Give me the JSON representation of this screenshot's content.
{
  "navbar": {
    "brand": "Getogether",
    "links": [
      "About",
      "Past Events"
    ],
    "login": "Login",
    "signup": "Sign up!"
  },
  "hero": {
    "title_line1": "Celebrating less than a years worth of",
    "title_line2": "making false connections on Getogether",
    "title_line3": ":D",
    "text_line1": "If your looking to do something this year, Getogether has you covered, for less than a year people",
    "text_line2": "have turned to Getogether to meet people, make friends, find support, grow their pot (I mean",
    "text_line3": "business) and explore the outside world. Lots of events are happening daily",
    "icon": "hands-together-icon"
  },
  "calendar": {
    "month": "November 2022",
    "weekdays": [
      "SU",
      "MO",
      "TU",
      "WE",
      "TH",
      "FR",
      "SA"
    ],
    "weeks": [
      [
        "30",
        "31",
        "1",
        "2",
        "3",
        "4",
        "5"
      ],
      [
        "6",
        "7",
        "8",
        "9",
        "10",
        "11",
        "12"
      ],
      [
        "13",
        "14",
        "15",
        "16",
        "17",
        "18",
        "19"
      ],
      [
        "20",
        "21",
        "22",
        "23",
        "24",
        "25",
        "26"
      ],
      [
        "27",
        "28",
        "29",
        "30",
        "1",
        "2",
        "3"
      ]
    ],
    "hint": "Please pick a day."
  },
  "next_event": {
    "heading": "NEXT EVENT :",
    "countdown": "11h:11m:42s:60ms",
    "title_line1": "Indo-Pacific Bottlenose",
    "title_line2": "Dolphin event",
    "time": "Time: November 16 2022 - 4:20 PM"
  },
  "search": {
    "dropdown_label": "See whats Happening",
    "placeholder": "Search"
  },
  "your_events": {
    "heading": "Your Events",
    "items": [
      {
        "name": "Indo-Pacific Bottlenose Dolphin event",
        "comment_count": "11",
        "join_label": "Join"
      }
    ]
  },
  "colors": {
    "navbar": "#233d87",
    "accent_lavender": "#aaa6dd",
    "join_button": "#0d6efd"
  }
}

--- --- ---

▶ _Request_:
Each entry above is to be quoted exactly.

▶ _Correct result_:
Give me the JSON representation of this screenshot's content.
{
  "navbar": {
    "brand": "Getogether",
    "links": [
      "About",
      "Past Events"
    ],
    "login": "Login",
    "signup": "Sign up!"
  },
  "hero": {
    "title_line1": "Celebrating less than a years worth of",
    "title_line2": "making false connections on Getogether",
    "title_line3": ":D",
    "text_line1": "If your looking to do something this year, Getogether has you covered, for less than a year people",
    "text_line2": "have turned to Getogether to meet people, make friends, find support, grow their pot (I mean",
    "text_line3": "business) and explore the outside world. Lots of events are happening daily",
    "icon": "hands-together-icon"
  },
  "calendar": {
    "month": "November 2022",
    "weekdays": [
      "SU",
      "MO",
      "TU",
      "WE",
      "TH",
      "FR",
      "SA"
    ],
    "weeks": [
      [
        "30",
        "31",
        "1",
        "2",
        "3",
        "4",
        "5"
      ],
      [
        "6",
        "7",
        "8",
        "9",
        "10",
        "11",
        "12"
      ],
      [
        "13",
        "14",
        "15",
        "16",
        "17",
        "18",
        "19"
      ],
      [
        "20",
        "21",
        "22",
        "23",
        "24",
        "25",
        "26"
      ],
      [
        "27",
        "28",
        "29",
        "30",
        "1",
        "2",
        "3"
      ]
    ],
    "hint": "Please pick a day."
  },
  "next_event": {
    "heading": "NEXT EVENT :",
    "countdown": "11h:11m:42s:60ms",
    "title_line1": "Indo-Pacific Bottlenose",
    "title_line2": "Dolphin event",
    "time": "Time: November 16 2022 - 4:20 PM"
  },
  "search": {
    "dropdown_label": "See whats Happening",
    "placeholder": "Search"
  },
  "your_events": {
    "heading": "Your Events",
    "items": [
      {
        "name": "Indo-Pacific Bottlenose Dolphin event",
        "comment_count": "11",
        "join_label": "Join"
      }
    ]
  },
  "colors": {
    "navbar": "#233d87",
    "accent_lavender": "#aaa6dd",
    "join_button": "#0d6efd"
  }
}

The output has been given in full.